### Problem description
Return a copy of every line in the data below that contains "randomised".

### Information shown
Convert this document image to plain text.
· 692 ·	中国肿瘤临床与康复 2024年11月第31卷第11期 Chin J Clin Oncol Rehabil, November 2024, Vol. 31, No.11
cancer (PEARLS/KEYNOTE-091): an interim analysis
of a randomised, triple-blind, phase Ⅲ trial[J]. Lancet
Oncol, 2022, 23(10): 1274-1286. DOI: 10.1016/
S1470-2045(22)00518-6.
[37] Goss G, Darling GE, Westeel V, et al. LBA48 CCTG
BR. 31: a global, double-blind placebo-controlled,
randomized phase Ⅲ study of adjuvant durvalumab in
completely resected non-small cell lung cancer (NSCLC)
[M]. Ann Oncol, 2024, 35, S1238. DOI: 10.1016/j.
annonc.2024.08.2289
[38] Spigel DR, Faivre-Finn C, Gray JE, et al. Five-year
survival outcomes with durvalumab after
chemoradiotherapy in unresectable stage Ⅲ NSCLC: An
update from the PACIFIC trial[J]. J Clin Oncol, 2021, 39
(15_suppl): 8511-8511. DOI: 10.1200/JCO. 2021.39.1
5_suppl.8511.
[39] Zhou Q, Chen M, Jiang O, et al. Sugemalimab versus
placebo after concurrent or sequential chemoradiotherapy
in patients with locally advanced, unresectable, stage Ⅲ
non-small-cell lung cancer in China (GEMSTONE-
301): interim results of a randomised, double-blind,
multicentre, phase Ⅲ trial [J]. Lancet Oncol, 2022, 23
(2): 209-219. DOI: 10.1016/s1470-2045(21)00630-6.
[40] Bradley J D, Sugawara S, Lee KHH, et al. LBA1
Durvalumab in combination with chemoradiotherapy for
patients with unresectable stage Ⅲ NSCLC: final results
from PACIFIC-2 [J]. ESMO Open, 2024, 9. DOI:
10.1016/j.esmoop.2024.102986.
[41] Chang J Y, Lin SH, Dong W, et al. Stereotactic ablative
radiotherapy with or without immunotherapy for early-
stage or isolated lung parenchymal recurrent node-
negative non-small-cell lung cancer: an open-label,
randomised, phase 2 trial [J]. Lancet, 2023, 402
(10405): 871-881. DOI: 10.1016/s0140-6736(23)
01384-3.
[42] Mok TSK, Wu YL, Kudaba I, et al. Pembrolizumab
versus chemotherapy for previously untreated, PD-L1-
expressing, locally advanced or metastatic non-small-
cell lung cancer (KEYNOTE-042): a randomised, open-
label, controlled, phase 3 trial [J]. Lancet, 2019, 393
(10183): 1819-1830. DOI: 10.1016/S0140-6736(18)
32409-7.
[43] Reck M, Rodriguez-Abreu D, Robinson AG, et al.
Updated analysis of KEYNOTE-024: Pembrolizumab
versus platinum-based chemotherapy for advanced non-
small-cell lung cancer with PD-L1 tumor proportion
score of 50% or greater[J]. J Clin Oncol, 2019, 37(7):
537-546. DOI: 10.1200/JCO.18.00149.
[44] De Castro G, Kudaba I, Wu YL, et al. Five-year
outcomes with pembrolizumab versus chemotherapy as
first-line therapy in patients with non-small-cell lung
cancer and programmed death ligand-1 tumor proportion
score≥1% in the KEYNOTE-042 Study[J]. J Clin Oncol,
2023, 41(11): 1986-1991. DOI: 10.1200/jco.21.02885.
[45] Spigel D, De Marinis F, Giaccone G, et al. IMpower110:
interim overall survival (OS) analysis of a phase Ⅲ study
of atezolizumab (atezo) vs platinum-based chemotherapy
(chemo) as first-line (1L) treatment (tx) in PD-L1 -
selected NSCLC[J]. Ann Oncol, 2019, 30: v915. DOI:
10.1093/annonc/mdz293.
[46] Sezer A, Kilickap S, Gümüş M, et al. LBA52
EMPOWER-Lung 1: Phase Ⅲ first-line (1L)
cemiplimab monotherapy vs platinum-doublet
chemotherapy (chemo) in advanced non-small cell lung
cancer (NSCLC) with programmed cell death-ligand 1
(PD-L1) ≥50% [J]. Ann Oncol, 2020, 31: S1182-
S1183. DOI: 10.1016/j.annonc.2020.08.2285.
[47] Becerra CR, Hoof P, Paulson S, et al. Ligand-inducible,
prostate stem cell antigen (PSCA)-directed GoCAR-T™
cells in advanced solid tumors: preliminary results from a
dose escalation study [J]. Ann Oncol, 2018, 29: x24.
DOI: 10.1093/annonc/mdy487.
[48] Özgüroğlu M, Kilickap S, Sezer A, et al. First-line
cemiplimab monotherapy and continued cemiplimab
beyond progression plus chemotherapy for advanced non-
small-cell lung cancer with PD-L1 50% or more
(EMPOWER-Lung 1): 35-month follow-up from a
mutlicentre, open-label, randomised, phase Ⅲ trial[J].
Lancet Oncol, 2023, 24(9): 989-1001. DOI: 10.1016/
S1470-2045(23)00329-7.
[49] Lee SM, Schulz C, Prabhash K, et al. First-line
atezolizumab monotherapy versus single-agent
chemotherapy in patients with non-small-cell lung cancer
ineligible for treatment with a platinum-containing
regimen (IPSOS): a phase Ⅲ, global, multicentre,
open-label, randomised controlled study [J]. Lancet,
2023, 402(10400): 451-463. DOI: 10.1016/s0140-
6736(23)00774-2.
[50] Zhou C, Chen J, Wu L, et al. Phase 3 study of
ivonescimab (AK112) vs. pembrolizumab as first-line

### Expected answer
of a randomised, triple-blind, phase Ⅲ trial[J]. Lancet
301): interim results of a randomised, double-blind,
randomised, phase 2 trial [J]. Lancet, 2023, 402
cell lung cancer (KEYNOTE-042): a randomised, open-
mutlicentre, open-label, randomised, phase Ⅲ trial[J].
open-label, randomised controlled study [J]. Lancet,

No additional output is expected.